■ Listed records ■
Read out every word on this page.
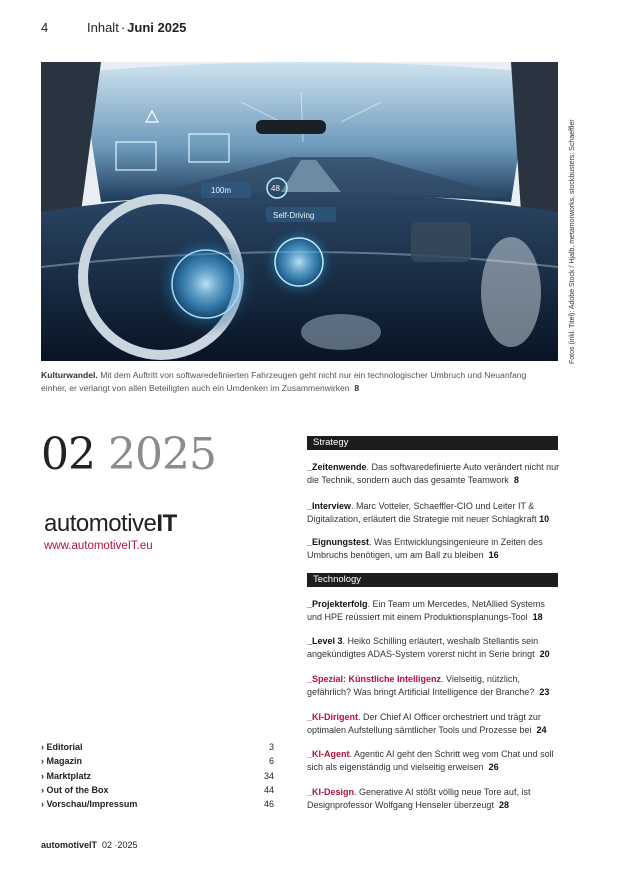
4	Inhalt · Juni 2025
Self-Driving
100m	48	Fotos (inkl. Titel): Adobe Stock / Hjalb, metamorworks, stockbusters; Schaeffler
Kulturwandel. Mit dem Auftritt von softwaredefinierten Fahrzeugen geht nicht nur ein technologischer Umbruch und Neuanfang einher, er verlangt von allen Beteiligten auch ein Umdenken im Zusammenwirken 8
02 2025
automotiveIT
www.automotiveIT.eu
› Editorial	3
› Magazin	6
› Marktplatz	34
› Out of the Box	44
› Vorschau/Impressum	46
automotiveIT 02 ·2025
Strategy
_Zeitenwende. Das softwaredefinierte Auto verändert nicht nur die Technik, sondern auch das gesamte Teamwork 8
_Interview. Marc Votteler, Schaeffler-CIO und Leiter IT & Digitalization, erläutert die Strategie mit neuer Schlagkraft 10
_Eignungstest. Was Entwicklungsingenieure in Zeiten des Umbruchs benötigen, um am Ball zu bleiben 16
Technology
_Projekterfolg. Ein Team um Mercedes, NetAllied Systems und HPE reüssiert mit einem Produktionsplanungs-Tool 18
_Level 3. Heiko Schilling erläutert, weshalb Stellantis sein angekündigtes ADAS-System vorerst nicht in Serie bringt 20
_Spezial: Künstliche Intelligenz. Vielseitig, nützlich, gefährlich? Was bringt Artificial Intelligence der Branche? 23
_KI-Dirigent. Der Chief AI Officer orchestriert und trägt zur optimalen Aufstellung sämtlicher Tools und Prozesse bei 24
_KI-Agent. Agentic AI geht den Schritt weg vom Chat und soll sich als eigenständig und vielseitig erweisen 26
_KI-Design. Generative AI stößt völlig neue Tore auf, ist Designprofessor Wolfgang Henseler überzeugt 28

■ Aim of the task ■
Return each line in the records that holds the string "Schaeffler".

■ Exercise output ■
100m	48	Fotos (inkl. Titel): Adobe Stock / Hjalb, metamorworks, stockbusters; Schaeffler
_Interview. Marc Votteler, Schaeffler-CIO und Leiter IT & Digitalization, erläutert die Strategie mit neuer Schlagkraft 10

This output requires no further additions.